■ Entries with figure data:

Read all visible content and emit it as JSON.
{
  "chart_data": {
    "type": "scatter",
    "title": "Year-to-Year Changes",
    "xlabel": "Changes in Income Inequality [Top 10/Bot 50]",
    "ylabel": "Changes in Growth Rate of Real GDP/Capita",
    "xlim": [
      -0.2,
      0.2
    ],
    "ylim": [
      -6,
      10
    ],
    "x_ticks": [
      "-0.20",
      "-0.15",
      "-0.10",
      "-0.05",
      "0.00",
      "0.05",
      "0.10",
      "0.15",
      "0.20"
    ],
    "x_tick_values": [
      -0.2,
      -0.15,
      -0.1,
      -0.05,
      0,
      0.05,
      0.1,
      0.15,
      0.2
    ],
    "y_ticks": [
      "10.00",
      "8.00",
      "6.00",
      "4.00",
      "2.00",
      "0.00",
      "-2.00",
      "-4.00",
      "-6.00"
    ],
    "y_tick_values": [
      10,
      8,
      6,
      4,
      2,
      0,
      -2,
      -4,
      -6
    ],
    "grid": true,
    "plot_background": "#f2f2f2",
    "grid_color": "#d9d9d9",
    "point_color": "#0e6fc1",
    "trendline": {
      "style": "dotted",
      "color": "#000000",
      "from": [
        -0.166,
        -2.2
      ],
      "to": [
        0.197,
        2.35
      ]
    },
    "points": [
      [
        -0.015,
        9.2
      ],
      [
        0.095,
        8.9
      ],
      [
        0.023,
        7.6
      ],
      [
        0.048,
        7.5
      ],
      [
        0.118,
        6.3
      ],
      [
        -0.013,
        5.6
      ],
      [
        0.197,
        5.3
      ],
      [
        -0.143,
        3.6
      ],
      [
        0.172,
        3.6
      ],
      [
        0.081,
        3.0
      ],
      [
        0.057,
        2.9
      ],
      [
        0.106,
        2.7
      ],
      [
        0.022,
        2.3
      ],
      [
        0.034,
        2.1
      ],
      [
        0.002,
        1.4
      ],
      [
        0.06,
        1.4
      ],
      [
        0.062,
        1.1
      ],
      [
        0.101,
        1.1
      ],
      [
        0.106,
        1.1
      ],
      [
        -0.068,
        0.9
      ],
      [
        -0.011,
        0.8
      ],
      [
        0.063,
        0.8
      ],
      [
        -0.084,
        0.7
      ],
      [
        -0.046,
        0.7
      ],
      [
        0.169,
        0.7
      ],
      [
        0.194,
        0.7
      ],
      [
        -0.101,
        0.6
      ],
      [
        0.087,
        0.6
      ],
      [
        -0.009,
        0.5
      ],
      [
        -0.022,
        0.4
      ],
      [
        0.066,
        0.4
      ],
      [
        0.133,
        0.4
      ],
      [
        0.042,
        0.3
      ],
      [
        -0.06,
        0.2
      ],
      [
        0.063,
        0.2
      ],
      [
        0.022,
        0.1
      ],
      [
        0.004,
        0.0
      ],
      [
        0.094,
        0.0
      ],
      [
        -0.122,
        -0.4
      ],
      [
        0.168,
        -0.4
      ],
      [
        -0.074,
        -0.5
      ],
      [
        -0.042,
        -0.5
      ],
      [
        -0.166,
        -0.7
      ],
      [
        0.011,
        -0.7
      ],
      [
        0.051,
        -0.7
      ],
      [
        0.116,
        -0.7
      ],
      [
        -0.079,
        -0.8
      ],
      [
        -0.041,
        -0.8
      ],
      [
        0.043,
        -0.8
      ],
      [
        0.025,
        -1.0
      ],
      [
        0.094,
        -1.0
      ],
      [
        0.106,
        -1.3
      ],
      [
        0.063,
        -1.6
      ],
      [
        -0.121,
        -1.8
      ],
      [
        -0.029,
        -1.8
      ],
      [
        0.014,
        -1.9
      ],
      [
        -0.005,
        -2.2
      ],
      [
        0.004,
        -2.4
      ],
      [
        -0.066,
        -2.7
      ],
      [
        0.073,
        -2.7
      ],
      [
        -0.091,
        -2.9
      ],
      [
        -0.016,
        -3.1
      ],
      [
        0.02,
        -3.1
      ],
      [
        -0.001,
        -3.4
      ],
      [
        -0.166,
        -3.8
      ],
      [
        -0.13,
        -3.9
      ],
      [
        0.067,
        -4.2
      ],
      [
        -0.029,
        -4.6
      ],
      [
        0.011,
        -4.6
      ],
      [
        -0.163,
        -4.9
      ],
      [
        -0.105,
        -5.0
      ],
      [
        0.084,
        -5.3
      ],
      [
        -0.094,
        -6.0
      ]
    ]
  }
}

■ Task statement:
Give the count of lines in the listing that hold the word "Changes", with no other text.

■ Solution for this problem:
3